▸ Requirement: Print the listing that follows, character for character.
═════ Records ═════
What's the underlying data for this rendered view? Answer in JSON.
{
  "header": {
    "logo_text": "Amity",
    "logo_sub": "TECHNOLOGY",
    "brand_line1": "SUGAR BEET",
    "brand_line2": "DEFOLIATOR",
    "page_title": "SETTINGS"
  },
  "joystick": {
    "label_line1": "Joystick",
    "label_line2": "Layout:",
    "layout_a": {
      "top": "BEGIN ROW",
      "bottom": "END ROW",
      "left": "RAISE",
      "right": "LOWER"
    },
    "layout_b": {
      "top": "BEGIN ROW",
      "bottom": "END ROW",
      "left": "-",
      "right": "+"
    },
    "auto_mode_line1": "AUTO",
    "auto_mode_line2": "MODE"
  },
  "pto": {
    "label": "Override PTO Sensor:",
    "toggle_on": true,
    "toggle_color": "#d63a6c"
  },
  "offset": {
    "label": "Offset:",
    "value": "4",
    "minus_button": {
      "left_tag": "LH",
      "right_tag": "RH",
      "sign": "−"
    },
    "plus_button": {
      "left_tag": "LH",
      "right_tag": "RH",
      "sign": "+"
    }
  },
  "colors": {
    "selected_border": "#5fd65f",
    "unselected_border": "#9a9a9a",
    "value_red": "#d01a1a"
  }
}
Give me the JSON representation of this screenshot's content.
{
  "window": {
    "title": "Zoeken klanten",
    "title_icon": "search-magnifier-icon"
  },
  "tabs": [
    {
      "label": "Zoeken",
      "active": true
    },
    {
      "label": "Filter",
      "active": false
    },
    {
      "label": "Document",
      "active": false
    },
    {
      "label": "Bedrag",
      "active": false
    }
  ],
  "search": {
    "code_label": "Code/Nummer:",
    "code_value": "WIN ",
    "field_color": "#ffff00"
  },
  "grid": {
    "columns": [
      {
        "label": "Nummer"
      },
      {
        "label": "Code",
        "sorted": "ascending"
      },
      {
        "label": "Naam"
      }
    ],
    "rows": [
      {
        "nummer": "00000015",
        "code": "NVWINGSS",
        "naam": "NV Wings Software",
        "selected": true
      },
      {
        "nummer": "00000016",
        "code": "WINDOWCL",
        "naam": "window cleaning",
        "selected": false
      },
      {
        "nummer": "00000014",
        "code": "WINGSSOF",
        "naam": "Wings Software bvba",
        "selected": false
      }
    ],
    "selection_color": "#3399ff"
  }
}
═════
▸ Output of the task:
What's the underlying data for this rendered view? Answer in JSON.
{
  "header": {
    "logo_text": "Amity",
    "logo_sub": "TECHNOLOGY",
    "brand_line1": "SUGAR BEET",
    "brand_line2": "DEFOLIATOR",
    "page_title": "SETTINGS"
  },
  "joystick": {
    "label_line1": "Joystick",
    "label_line2": "Layout:",
    "layout_a": {
      "top": "BEGIN ROW",
      "bottom": "END ROW",
      "left": "RAISE",
      "right": "LOWER"
    },
    "layout_b": {
      "top": "BEGIN ROW",
      "bottom": "END ROW",
      "left": "-",
      "right": "+"
    },
    "auto_mode_line1": "AUTO",
    "auto_mode_line2": "MODE"
  },
  "pto": {
    "label": "Override PTO Sensor:",
    "toggle_on": true,
    "toggle_color": "#d63a6c"
  },
  "offset": {
    "label": "Offset:",
    "value": "4",
    "minus_button": {
      "left_tag": "LH",
      "right_tag": "RH",
      "sign": "−"
    },
    "plus_button": {
      "left_tag": "LH",
      "right_tag": "RH",
      "sign": "+"
    }
  },
  "colors": {
    "selected_border": "#5fd65f",
    "unselected_border": "#9a9a9a",
    "value_red": "#d01a1a"
  }
}
Give me the JSON representation of this screenshot's content.
{
  "window": {
    "title": "Zoeken klanten",
    "title_icon": "search-magnifier-icon"
  },
  "tabs": [
    {
      "label": "Zoeken",
      "active": true
    },
    {
      "label": "Filter",
      "active": false
    },
    {
      "label": "Document",
      "active": false
    },
    {
      "label": "Bedrag",
      "active": false
    }
  ],
  "search": {
    "code_label": "Code/Nummer:",
    "code_value": "WIN ",
    "field_color": "#ffff00"
  },
  "grid": {
    "columns": [
      {
        "label": "Nummer"
      },
      {
        "label": "Code",
        "sorted": "ascending"
      },
      {
        "label": "Naam"
      }
    ],
    "rows": [
      {
        "nummer": "00000015",
        "code": "NVWINGSS",
        "naam": "NV Wings Software",
        "selected": true
      },
      {
        "nummer": "00000016",
        "code": "WINDOWCL",
        "naam": "window cleaning",
        "selected": false
      },
      {
        "nummer": "00000014",
        "code": "WINGSSOF",
        "naam": "Wings Software bvba",
        "selected": false
      }
    ],
    "selection_color": "#3399ff"
  }
}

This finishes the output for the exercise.